REQUIREMENT ▸ Please quote every line word for word.

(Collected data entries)
— start —
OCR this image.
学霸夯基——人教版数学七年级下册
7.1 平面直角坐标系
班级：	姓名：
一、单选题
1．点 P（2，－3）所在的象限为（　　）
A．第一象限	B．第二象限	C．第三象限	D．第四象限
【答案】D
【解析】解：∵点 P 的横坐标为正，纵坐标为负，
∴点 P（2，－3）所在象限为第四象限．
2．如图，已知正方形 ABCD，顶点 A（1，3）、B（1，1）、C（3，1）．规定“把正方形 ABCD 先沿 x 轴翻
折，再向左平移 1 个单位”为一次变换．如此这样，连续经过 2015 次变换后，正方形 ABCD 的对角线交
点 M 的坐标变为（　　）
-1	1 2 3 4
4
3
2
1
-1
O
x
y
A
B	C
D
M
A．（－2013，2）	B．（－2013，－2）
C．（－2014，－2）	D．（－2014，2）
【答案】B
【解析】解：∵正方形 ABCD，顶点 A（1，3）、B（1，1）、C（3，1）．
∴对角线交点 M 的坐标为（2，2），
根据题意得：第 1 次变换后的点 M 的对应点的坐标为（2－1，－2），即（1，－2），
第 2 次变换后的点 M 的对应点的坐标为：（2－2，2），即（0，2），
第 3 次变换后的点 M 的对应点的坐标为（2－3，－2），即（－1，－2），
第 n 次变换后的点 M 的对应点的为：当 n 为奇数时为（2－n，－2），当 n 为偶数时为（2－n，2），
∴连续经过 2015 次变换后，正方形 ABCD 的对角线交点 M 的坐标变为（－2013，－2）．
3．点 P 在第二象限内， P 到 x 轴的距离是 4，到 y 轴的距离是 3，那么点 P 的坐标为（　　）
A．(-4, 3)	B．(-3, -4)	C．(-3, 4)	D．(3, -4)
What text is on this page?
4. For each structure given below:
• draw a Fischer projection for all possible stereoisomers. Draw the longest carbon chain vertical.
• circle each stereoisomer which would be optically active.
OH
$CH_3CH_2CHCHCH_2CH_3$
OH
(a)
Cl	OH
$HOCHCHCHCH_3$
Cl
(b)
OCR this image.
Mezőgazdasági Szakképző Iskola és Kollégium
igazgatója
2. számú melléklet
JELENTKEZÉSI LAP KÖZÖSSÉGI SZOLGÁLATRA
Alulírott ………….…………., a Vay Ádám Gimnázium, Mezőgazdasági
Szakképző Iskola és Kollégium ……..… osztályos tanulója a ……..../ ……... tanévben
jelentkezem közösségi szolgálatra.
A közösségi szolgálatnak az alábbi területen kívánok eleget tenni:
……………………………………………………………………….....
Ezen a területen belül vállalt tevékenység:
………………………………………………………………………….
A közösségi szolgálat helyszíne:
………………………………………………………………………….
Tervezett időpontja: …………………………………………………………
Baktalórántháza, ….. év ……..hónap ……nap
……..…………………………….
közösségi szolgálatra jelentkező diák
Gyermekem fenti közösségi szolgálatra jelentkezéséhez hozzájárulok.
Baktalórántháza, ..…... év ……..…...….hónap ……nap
— end —
TASK RESULT ▸
OCR this image.
学霸夯基——人教版数学七年级下册
7.1 平面直角坐标系
班级：	姓名：
一、单选题
1．点 P（2，－3）所在的象限为（　　）
A．第一象限	B．第二象限	C．第三象限	D．第四象限
【答案】D
【解析】解：∵点 P 的横坐标为正，纵坐标为负，
∴点 P（2，－3）所在象限为第四象限．
2．如图，已知正方形 ABCD，顶点 A（1，3）、B（1，1）、C（3，1）．规定“把正方形 ABCD 先沿 x 轴翻
折，再向左平移 1 个单位”为一次变换．如此这样，连续经过 2015 次变换后，正方形 ABCD 的对角线交
点 M 的坐标变为（　　）
-1	1 2 3 4
4
3
2
1
-1
O
x
y
A
B	C
D
M
A．（－2013，2）	B．（－2013，－2）
C．（－2014，－2）	D．（－2014，2）
【答案】B
【解析】解：∵正方形 ABCD，顶点 A（1，3）、B（1，1）、C（3，1）．
∴对角线交点 M 的坐标为（2，2），
根据题意得：第 1 次变换后的点 M 的对应点的坐标为（2－1，－2），即（1，－2），
第 2 次变换后的点 M 的对应点的坐标为：（2－2，2），即（0，2），
第 3 次变换后的点 M 的对应点的坐标为（2－3，－2），即（－1，－2），
第 n 次变换后的点 M 的对应点的为：当 n 为奇数时为（2－n，－2），当 n 为偶数时为（2－n，2），
∴连续经过 2015 次变换后，正方形 ABCD 的对角线交点 M 的坐标变为（－2013，－2）．
3．点 P 在第二象限内， P 到 x 轴的距离是 4，到 y 轴的距离是 3，那么点 P 的坐标为（　　）
A．(-4, 3)	B．(-3, -4)	C．(-3, 4)	D．(3, -4)
What text is on this page?
4. For each structure given below:
• draw a Fischer projection for all possible stereoisomers. Draw the longest carbon chain vertical.
• circle each stereoisomer which would be optically active.
OH
$CH_3CH_2CHCHCH_2CH_3$
OH
(a)
Cl	OH
$HOCHCHCHCH_3$
Cl
(b)
OCR this image.
Mezőgazdasági Szakképző Iskola és Kollégium
igazgatója
2. számú melléklet
JELENTKEZÉSI LAP KÖZÖSSÉGI SZOLGÁLATRA
Alulírott ………….…………., a Vay Ádám Gimnázium, Mezőgazdasági
Szakképző Iskola és Kollégium ……..… osztályos tanulója a ……..../ ……... tanévben
jelentkezem közösségi szolgálatra.
A közösségi szolgálatnak az alábbi területen kívánok eleget tenni:
……………………………………………………………………….....
Ezen a területen belül vállalt tevékenység:
………………………………………………………………………….
A közösségi szolgálat helyszíne:
………………………………………………………………………….
Tervezett időpontja: …………………………………………………………
Baktalórántháza, ….. év ……..hónap ……nap
……..…………………………….
közösségi szolgálatra jelentkező diák
Gyermekem fenti közösségi szolgálatra jelentkezéséhez hozzájárulok.
Baktalórántháza, ..…... év ……..…...….hónap ……nap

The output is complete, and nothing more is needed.